Goal of the exercise — Filter the entries below, keeping every line that has the word "Measures".

Extracted information —
┄┄┄┄┄┄┄┄┄┄┄┄┄┄┄┄┄┄┄┄
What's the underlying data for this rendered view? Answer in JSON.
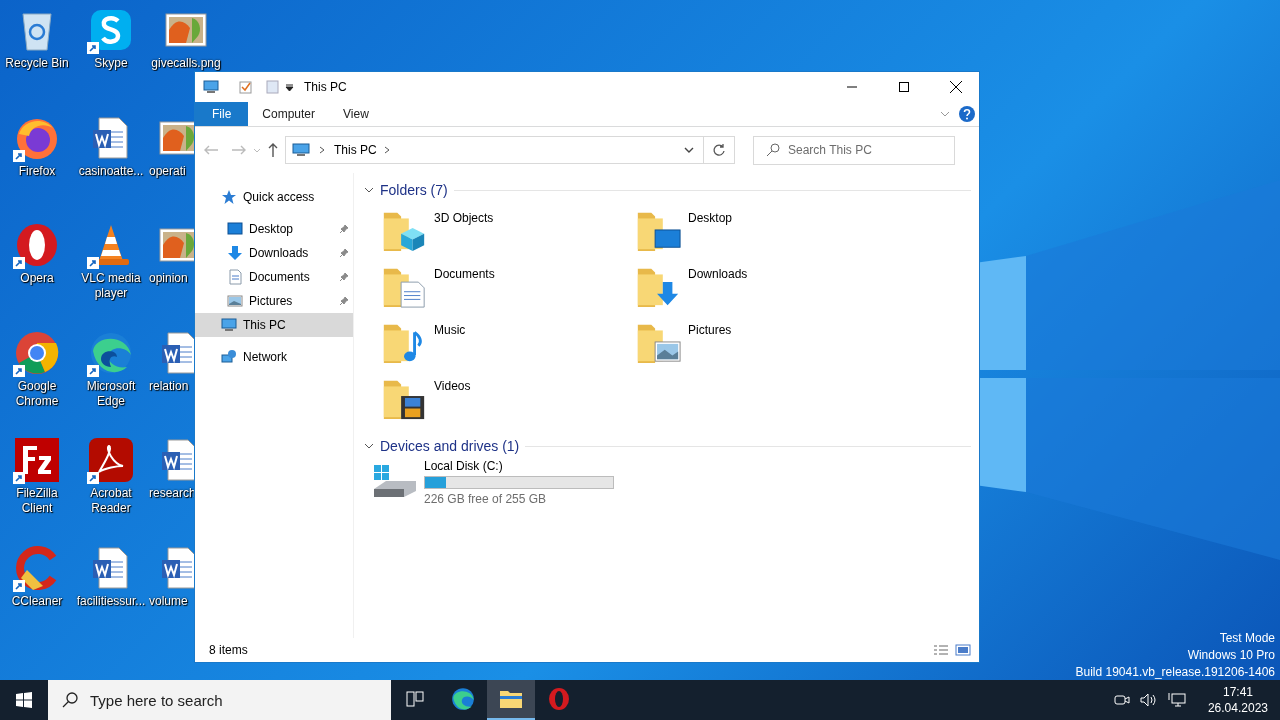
{
  "desktop": {
    "icons": [
      {
        "label": "Recycle Bin",
        "kind": "recycle",
        "shortcut": false
      },
      {
        "label": "Skype",
        "kind": "skype",
        "shortcut": true
      },
      {
        "label": "givecalls.png",
        "kind": "image",
        "shortcut": false
      },
      {
        "label": "Firefox",
        "kind": "firefox",
        "shortcut": true
      },
      {
        "label": "casinoatte...",
        "kind": "word",
        "shortcut": false
      },
      {
        "label": "operati",
        "kind": "image",
        "shortcut": false
      },
      {
        "label": "Opera",
        "kind": "opera",
        "shortcut": true
      },
      {
        "label": "VLC media player",
        "kind": "vlc",
        "shortcut": true
      },
      {
        "label": "opinion",
        "kind": "image",
        "shortcut": false
      },
      {
        "label": "Google Chrome",
        "kind": "chrome",
        "shortcut": true
      },
      {
        "label": "Microsoft Edge",
        "kind": "edge",
        "shortcut": true
      },
      {
        "label": "relation",
        "kind": "word",
        "shortcut": false
      },
      {
        "label": "FileZilla Client",
        "kind": "filezilla",
        "shortcut": true
      },
      {
        "label": "Acrobat Reader",
        "kind": "acrobat",
        "shortcut": true
      },
      {
        "label": "research",
        "kind": "word",
        "shortcut": false
      },
      {
        "label": "CCleaner",
        "kind": "ccleaner",
        "shortcut": true
      },
      {
        "label": "facilitiessur...",
        "kind": "word",
        "shortcut": false
      },
      {
        "label": "volume",
        "kind": "word",
        "shortcut": false
      }
    ],
    "system_text": [
      "Test Mode",
      "Windows 10 Pro",
      "Build 19041.vb_release.191206-1406"
    ]
  },
  "window": {
    "title": "This PC",
    "ribbon_tabs": [
      {
        "label": "File",
        "kind": "file"
      },
      {
        "label": "Computer",
        "kind": "tab"
      },
      {
        "label": "View",
        "kind": "tab"
      }
    ],
    "address": [
      "This PC"
    ],
    "search": {
      "placeholder": "Search This PC"
    },
    "navigation": [
      {
        "label": "Quick access",
        "kind": "star",
        "selected": false,
        "children": [
          {
            "label": "Desktop",
            "kind": "desktop",
            "selected": false,
            "pinned": true
          },
          {
            "label": "Downloads",
            "kind": "downloads",
            "selected": false,
            "pinned": true
          },
          {
            "label": "Documents",
            "kind": "documents",
            "selected": false,
            "pinned": true
          },
          {
            "label": "Pictures",
            "kind": "pictures",
            "selected": false,
            "pinned": true
          }
        ]
      },
      {
        "label": "This PC",
        "kind": "pc",
        "selected": true
      },
      {
        "label": "Network",
        "kind": "network",
        "selected": false
      }
    ],
    "folders": {
      "title": "Folders (7)",
      "expanded": true,
      "items": [
        {
          "label": "3D Objects",
          "kind": "objects3d"
        },
        {
          "label": "Desktop",
          "kind": "desktop"
        },
        {
          "label": "Documents",
          "kind": "documents"
        },
        {
          "label": "Downloads",
          "kind": "downloads"
        },
        {
          "label": "Music",
          "kind": "music"
        },
        {
          "label": "Pictures",
          "kind": "pictures"
        },
        {
          "label": "Videos",
          "kind": "videos"
        }
      ]
    },
    "drives": {
      "title": "Devices and drives (1)",
      "expanded": true,
      "items": [
        {
          "label": "Local Disk (C:)",
          "level": 0.11,
          "free": "226 GB free of 255 GB"
        }
      ]
    },
    "status_bar": "8 items"
  },
  "taskbar": {
    "search": {
      "placeholder": "Type here to search"
    },
    "apps": [
      {
        "kind": "taskview",
        "selected": false
      },
      {
        "kind": "edge",
        "selected": false
      },
      {
        "kind": "explorer",
        "selected": true
      },
      {
        "kind": "opera",
        "selected": false
      }
    ],
    "time": "17:41",
    "date": "26.04.2023"
  }
}
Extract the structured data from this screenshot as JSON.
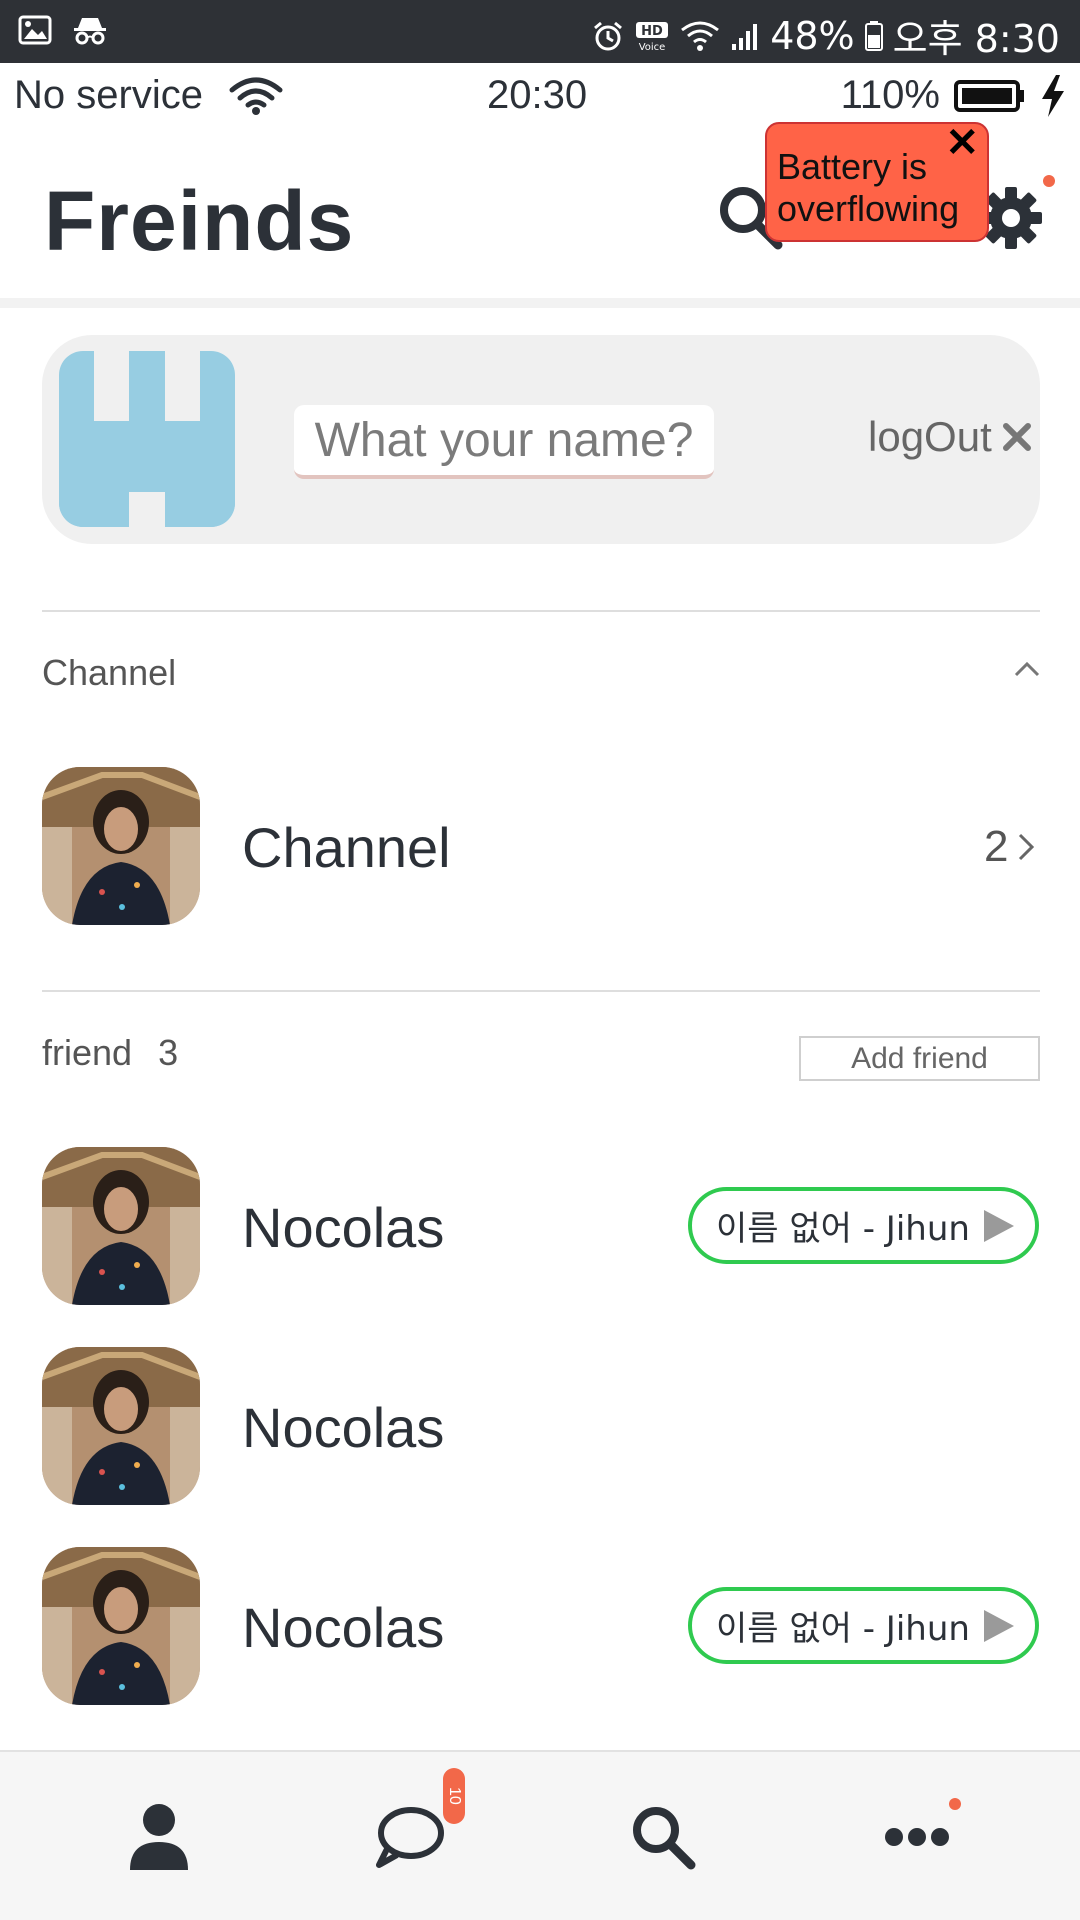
{
  "system_bar": {
    "battery": "48%",
    "time": "오후 8:30",
    "hd_voice": "HD Voice"
  },
  "app_status": {
    "service": "No service",
    "clock": "20:30",
    "battery": "110%"
  },
  "header": {
    "title": "Freinds",
    "toast": "Battery is overflowing",
    "toast_close": "✕"
  },
  "profile": {
    "name_placeholder": "What your name?",
    "logout_label": "logOut"
  },
  "channel_section": {
    "label": "Channel",
    "item_name": "Channel",
    "count": "2"
  },
  "friend_section": {
    "label": "friend",
    "count": "3",
    "add_label": "Add friend",
    "friends": [
      {
        "name": "Nocolas",
        "status": "이름 없어 - Jihun"
      },
      {
        "name": "Nocolas",
        "status": ""
      },
      {
        "name": "Nocolas",
        "status": "이름 없어 - Jihun"
      }
    ]
  },
  "bottom_nav": {
    "chat_badge": "10"
  },
  "colors": {
    "accent": "#f26849",
    "status_green": "#2fca4f",
    "toast_bg": "#ff6347",
    "identicon": "#97cde2"
  }
}
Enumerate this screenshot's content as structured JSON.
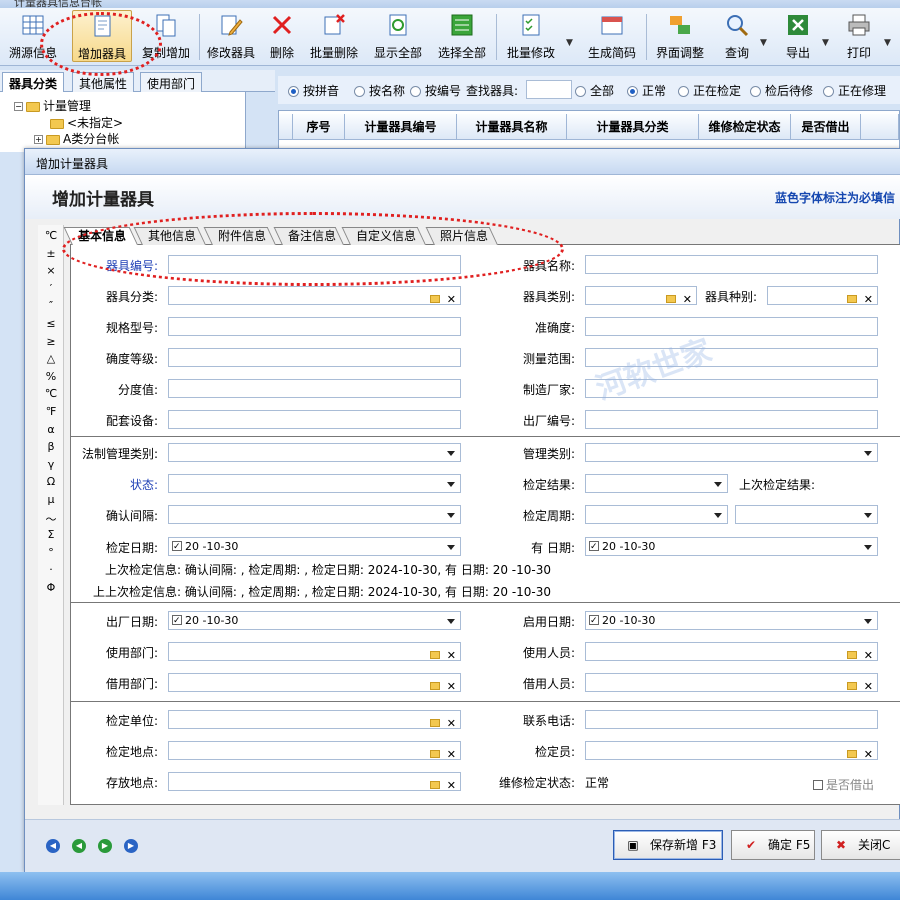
{
  "app": {
    "title": "计量器具信息台帐"
  },
  "toolbar": {
    "buttons": [
      {
        "label": "溯源信息"
      },
      {
        "label": "增加器具"
      },
      {
        "label": "复制增加"
      },
      {
        "label": "修改器具"
      },
      {
        "label": "删除"
      },
      {
        "label": "批量删除"
      },
      {
        "label": "显示全部"
      },
      {
        "label": "选择全部"
      },
      {
        "label": "批量修改"
      },
      {
        "label": "生成简码"
      },
      {
        "label": "界面调整"
      },
      {
        "label": "查询"
      },
      {
        "label": "导出"
      },
      {
        "label": "打印"
      }
    ]
  },
  "left_panel": {
    "tabs": [
      "器具分类",
      "其他属性",
      "使用部门"
    ],
    "tree": {
      "root": "计量管理",
      "items": [
        "<未指定>",
        "A类分台帐"
      ]
    }
  },
  "filter": {
    "search_modes": [
      "按拼音",
      "按名称",
      "按编号"
    ],
    "search_label": "查找器具:",
    "status_filters": [
      "全部",
      "正常",
      "正在检定",
      "检后待修",
      "正在修理"
    ]
  },
  "grid": {
    "columns": [
      "序号",
      "计量器具编号",
      "计量器具名称",
      "计量器具分类",
      "维修检定状态",
      "是否借出"
    ]
  },
  "dialog": {
    "title": "增加计量器具",
    "heading": "增加计量器具",
    "note": "蓝色字体标注为必填信",
    "tabs": [
      "基本信息",
      "其他信息",
      "附件信息",
      "备注信息",
      "自定义信息",
      "照片信息"
    ],
    "symbols": [
      "℃",
      "±",
      "×",
      "′",
      "″",
      "≤",
      "≥",
      "△",
      "%",
      "℃",
      "℉",
      "α",
      "β",
      "γ",
      "Ω",
      "μ",
      "～",
      "Σ",
      "°",
      "·",
      "Φ"
    ],
    "fields": {
      "code": "器具编号:",
      "name": "器具名称:",
      "category": "器具分类:",
      "type": "器具类别:",
      "kind": "器具种别:",
      "model": "规格型号:",
      "accuracy": "准确度:",
      "accuracy_grade": "确度等级:",
      "range": "测量范围:",
      "resolution": "分度值:",
      "manufacturer": "制造厂家:",
      "accessory": "配套设备:",
      "serial": "出厂编号:",
      "legal_type": "法制管理类别:",
      "mgmt_type": "管理类别:",
      "status": "状态:",
      "calib_result": "检定结果:",
      "last_result": "上次检定结果:",
      "confirm_interval": "确认间隔:",
      "calib_cycle": "检定周期:",
      "calib_date": "检定日期:",
      "calib_date_value": "20  -10-30",
      "valid_date": "有   日期:",
      "valid_date_value": "20  -10-30",
      "last_info": "上次检定信息: 确认间隔: , 检定周期: , 检定日期: 2024-10-30, 有   日期: 20  -10-30",
      "prev_info": "上上次检定信息: 确认间隔: , 检定周期: , 检定日期: 2024-10-30, 有   日期: 20  -10-30",
      "factory_date": "出厂日期:",
      "factory_date_value": "20  -10-30",
      "start_date": "启用日期:",
      "start_date_value": "20  -10-30",
      "use_dept": "使用部门:",
      "user": "使用人员:",
      "borrow_dept": "借用部门:",
      "borrower": "借用人员:",
      "calib_unit": "检定单位:",
      "phone": "联系电话:",
      "calib_place": "检定地点:",
      "calibrator": "检定员:",
      "storage": "存放地点:",
      "repair_status": "维修检定状态:",
      "repair_status_value": "正常",
      "lent_out": "是否借出"
    },
    "buttons": {
      "save_new": "保存新增 F3",
      "ok": "确定 F5",
      "close": "关闭C"
    }
  },
  "watermark": {
    "text": "河软世家"
  },
  "colors": {
    "required_label": "#1e3fb5",
    "note": "#1547b0",
    "annotation": "#e02020"
  }
}
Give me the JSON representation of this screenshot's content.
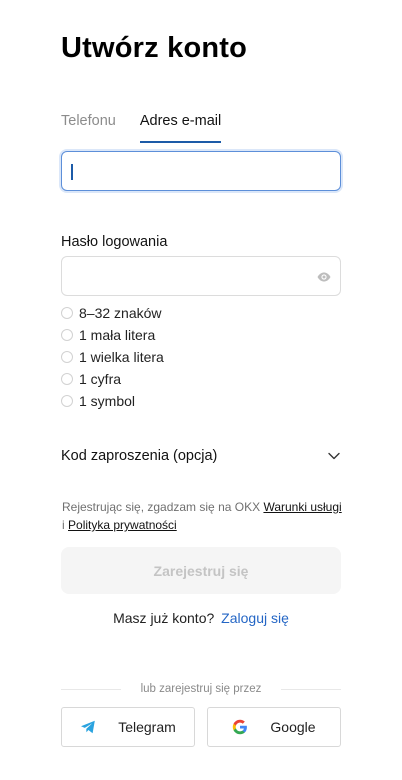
{
  "page": {
    "title": "Utwórz konto"
  },
  "tabs": [
    {
      "label": "Telefonu",
      "active": false
    },
    {
      "label": "Adres e-mail",
      "active": true
    }
  ],
  "email": {
    "value": "",
    "placeholder": ""
  },
  "password": {
    "label": "Hasło logowania",
    "value": "",
    "placeholder": "",
    "rules": [
      "8–32 znaków",
      "1 mała litera",
      "1 wielka litera",
      "1 cyfra",
      "1 symbol"
    ]
  },
  "invite": {
    "label": "Kod zaproszenia (opcja)",
    "icon": "chevron-down-icon"
  },
  "terms": {
    "prefix": "Rejestrując się, zgadzam się na OKX",
    "link_terms": "Warunki usługi",
    "separator": "i",
    "link_privacy": "Polityka prywatności"
  },
  "register": {
    "label": "Zarejestruj się",
    "disabled": true
  },
  "login": {
    "prompt": "Masz już konto?",
    "link": "Zaloguj się"
  },
  "social": {
    "divider": "lub zarejestruj się przez",
    "telegram": "Telegram",
    "google": "Google"
  },
  "colors": {
    "accent": "#1c5ba8",
    "link": "#2466c5",
    "telegram": "#2aa3df",
    "disabled_bg": "#f5f5f5",
    "disabled_text": "#c4c4c4"
  }
}
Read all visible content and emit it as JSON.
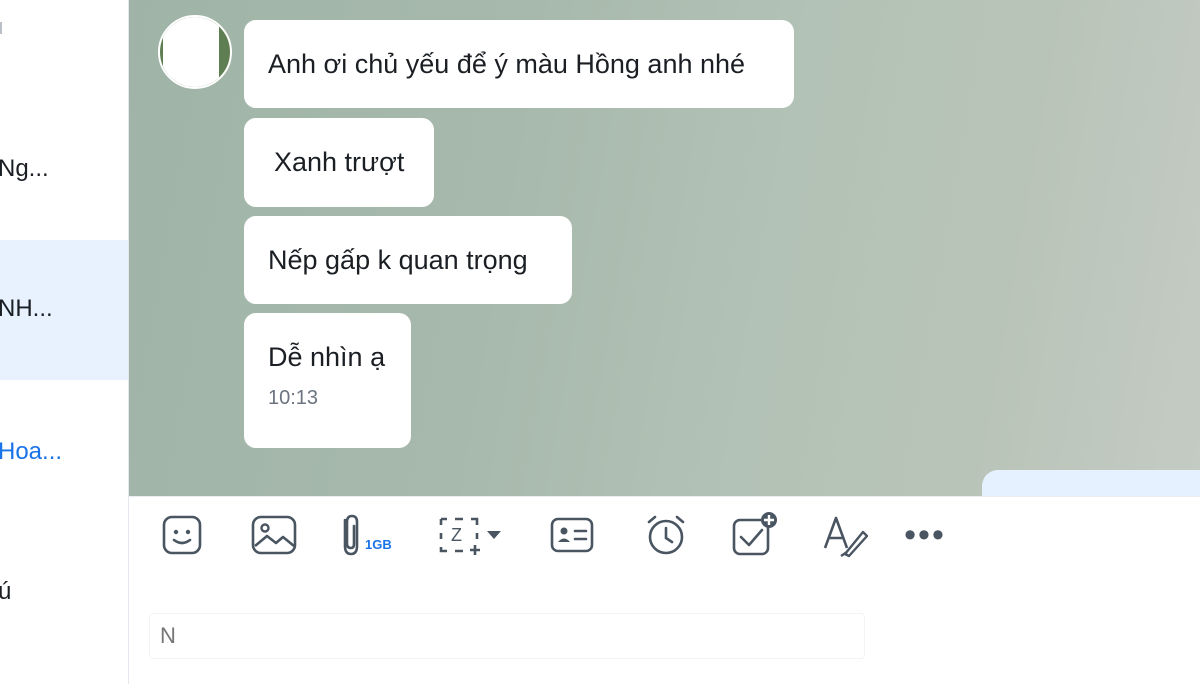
{
  "sidebar": {
    "conversations": [
      {
        "name": "Ng..."
      },
      {
        "name": "NH..."
      },
      {
        "name": "Hoa..."
      },
      {
        "name": "ú"
      }
    ]
  },
  "chat": {
    "messages": [
      {
        "text": "Anh ơi chủ yếu để ý màu Hồng anh nhé"
      },
      {
        "text": "Xanh trượt"
      },
      {
        "text": "Nếp gấp k quan trọng"
      },
      {
        "text": "Dễ nhìn ạ",
        "time": "10:13"
      }
    ]
  },
  "toolbar": {
    "file_quota": "1GB",
    "more_label": "•••",
    "icons": [
      "sticker-icon",
      "image-icon",
      "attachment-icon",
      "screenshot-icon",
      "contact-card-icon",
      "alarm-icon",
      "todo-icon",
      "text-format-icon",
      "more-icon"
    ]
  },
  "composer": {
    "placeholder": "N"
  },
  "colors": {
    "accent": "#1a73e8",
    "active_row": "#e8f2ff",
    "sent_bubble": "#e5f1ff",
    "icon": "#4a5562"
  }
}
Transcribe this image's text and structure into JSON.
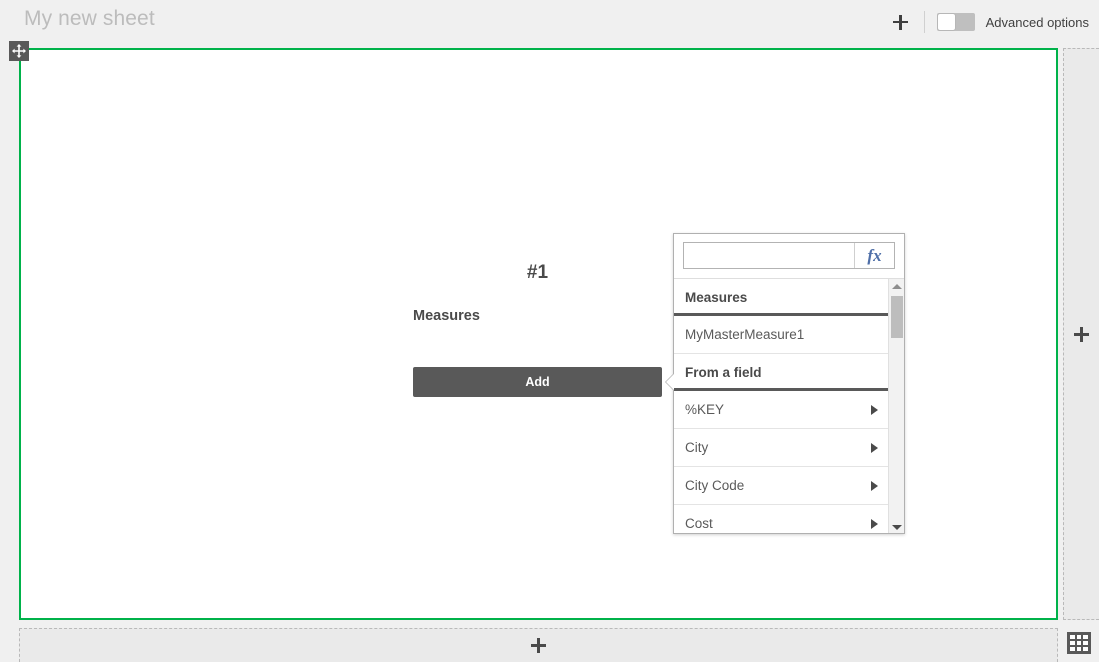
{
  "topbar": {
    "sheet_title": "My new sheet",
    "add_icon": "plus-icon",
    "advanced_options_label": "Advanced options",
    "advanced_options_state": "off"
  },
  "canvas": {
    "border_color": "#00b24a",
    "move_handle_icon": "move-arrows-icon"
  },
  "object": {
    "number_label": "#1",
    "section_label": "Measures",
    "add_button_label": "Add"
  },
  "popover": {
    "search": {
      "value": "",
      "placeholder": ""
    },
    "expression_button_label": "fx",
    "sections": [
      {
        "header": "Measures",
        "items": [
          {
            "label": "MyMasterMeasure1",
            "has_caret": false
          }
        ]
      },
      {
        "header": "From a field",
        "items": [
          {
            "label": "%KEY",
            "has_caret": true
          },
          {
            "label": "City",
            "has_caret": true
          },
          {
            "label": "City Code",
            "has_caret": true
          },
          {
            "label": "Cost",
            "has_caret": true
          }
        ]
      }
    ],
    "scrollbar": {
      "up_icon": "triangle-up-icon",
      "down_icon": "triangle-down-icon"
    }
  },
  "dropzones": {
    "right_icon": "plus-icon",
    "bottom_icon": "plus-icon"
  },
  "footer": {
    "grid_icon": "grid-view-icon"
  }
}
┄┄┄┄┄┄┄┄┄┄┄┄┄┄┄┄┄┄┄┄
Written solution —
    "section_label": "Measures",
        "header": "Measures",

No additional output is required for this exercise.